=== Dataset records ===
########################################

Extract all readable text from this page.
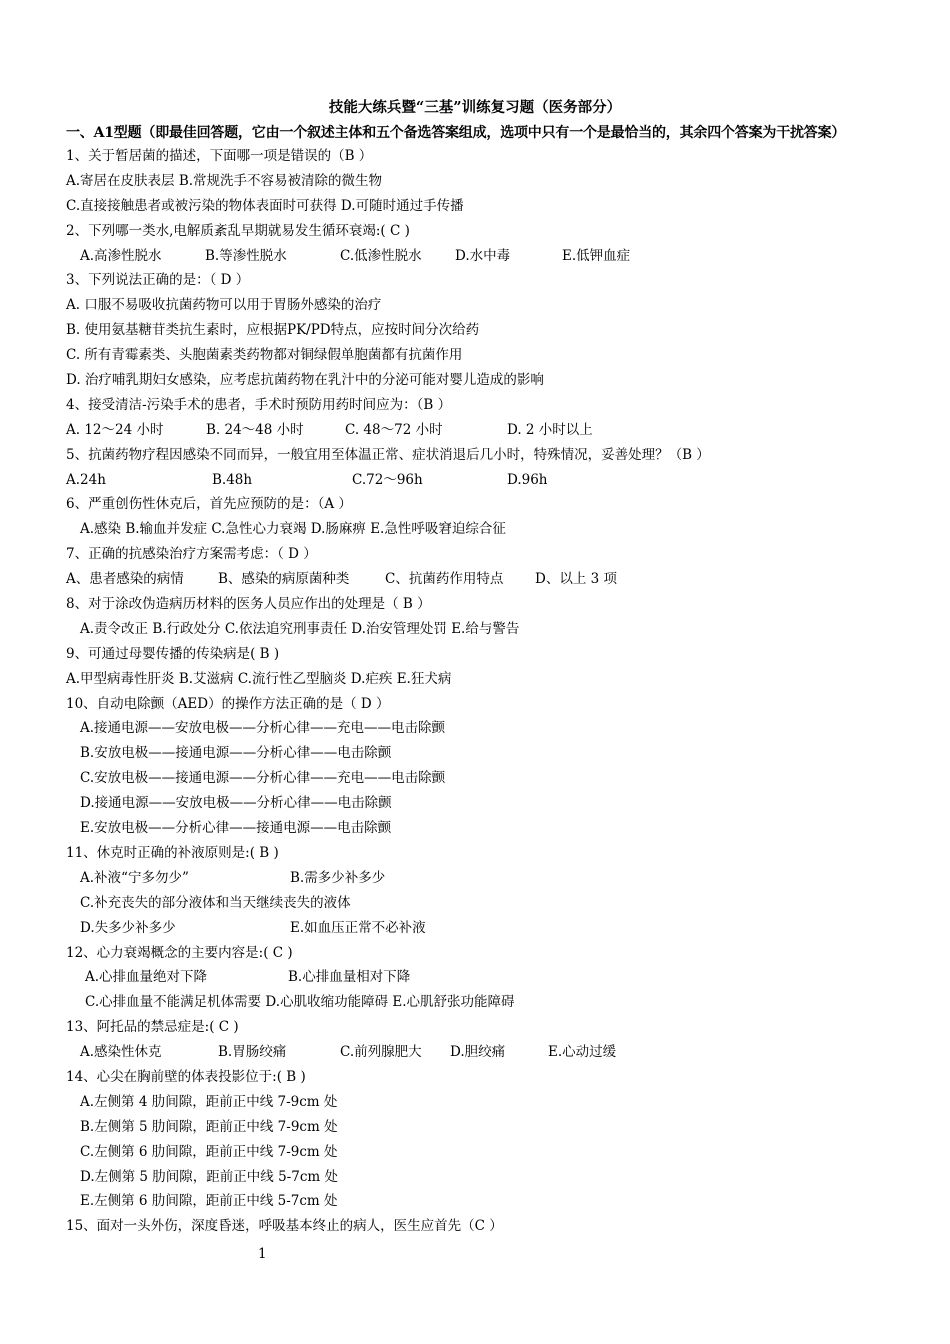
技能大练兵暨“三基”训练复习题（医务部分）
一、A1型题（即最佳回答题，它由一个叙述主体和五个备选答案组成，选项中只有一个是最恰当的，其余四个答案为干扰答案）
1、关于暂居菌的描述，下面哪一项是错误的（B ）
A.寄居在皮肤表层 B.常规洗手不容易被清除的微生物
C.直接接触患者或被污染的物体表面时可获得 D.可随时通过手传播
2、下列哪一类水,电解质紊乱早期就易发生循环衰竭:( C )
A.高渗性脱水	B.等渗性脱水	C.低渗性脱水 D.水中毒	E.低钾血症
3、下列说法正确的是：（ D ）
A. 口服不易吸收抗菌药物可以用于胃肠外感染的治疗
B. 使用氨基糖苷类抗生素时，应根据PK/PD特点，应按时间分次给药
C. 所有青霉素类、头胞菌素类药物都对铜绿假单胞菌都有抗菌作用
D. 治疗哺乳期妇女感染，应考虑抗菌药物在乳汁中的分泌可能对婴儿造成的影响
4、接受清洁-污染手术的患者，手术时预防用药时间应为：（B ）
A. 12～24 小时	B. 24～48 小时	C. 48～72 小时	D. 2 小时以上
5、抗菌药物疗程因感染不同而异，一般宜用至体温正常、症状消退后几小时，特殊情况，妥善处理？（B ）
A.24h	B.48h	C.72～96h	D.96h
6、严重创伤性休克后，首先应预防的是：（A ）
A.感染 B.输血并发症 C.急性心力衰竭 D.肠麻痹 E.急性呼吸窘迫综合征
7、正确的抗感染治疗方案需考虑：（ D ）
A、患者感染的病情	B、感染的病原菌种类	C、抗菌药作用特点 D、以上 3 项
8、对于涂改伪造病历材料的医务人员应作出的处理是（ B ）
A.责令改正 B.行政处分 C.依法追究刑事责任 D.治安管理处罚 E.给与警告
9、可通过母婴传播的传染病是( B )
A.甲型病毒性肝炎 B.艾滋病 C.流行性乙型脑炎 D.疟疾 E.狂犬病
10、自动电除颤（AED）的操作方法正确的是（ D ）
A.接通电源——安放电极——分析心律——充电——电击除颤
B.安放电极——接通电源——分析心律——电击除颤
C.安放电极——接通电源——分析心律——充电——电击除颤
D.接通电源——安放电极——分析心律——电击除颤
E.安放电极——分析心律——接通电源——电击除颤
11、休克时正确的补液原则是:( B )
A.补液“宁多勿少”	B.需多少补多少
C.补充丧失的部分液体和当天继续丧失的液体
D.失多少补多少	E.如血压正常不必补液
12、心力衰竭概念的主要内容是:( C )
A.心排血量绝对下降	B.心排血量相对下降
C.心排血量不能满足机体需要 D.心肌收缩功能障碍 E.心肌舒张功能障碍
13、阿托品的禁忌症是:( C )
A.感染性休克	B.胃肠绞痛	C.前列腺肥大 D.胆绞痛	E.心动过缓
14、心尖在胸前壁的体表投影位于:( B )
A.左侧第 4 肋间隙，距前正中线 7-9cm 处
B.左侧第 5 肋间隙，距前正中线 7-9cm 处
C.左侧第 6 肋间隙，距前正中线 7-9cm 处
D.左侧第 5 肋间隙，距前正中线 5-7cm 处
E.左侧第 6 肋间隙，距前正中线 5-7cm 处
15、面对一头外伤，深度昏迷，呼吸基本终止的病人，医生应首先（C ）
1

########################################

=== Problem requirements ===
Pick out the lines that contain "分析心律" and copy them.

=== Reply to the exercise ===
A.接通电源——安放电极——分析心律——充电——电击除颤
B.安放电极——接通电源——分析心律——电击除颤
C.安放电极——接通电源——分析心律——充电——电击除颤
D.接通电源——安放电极——分析心律——电击除颤
E.安放电极——分析心律——接通电源——电击除颤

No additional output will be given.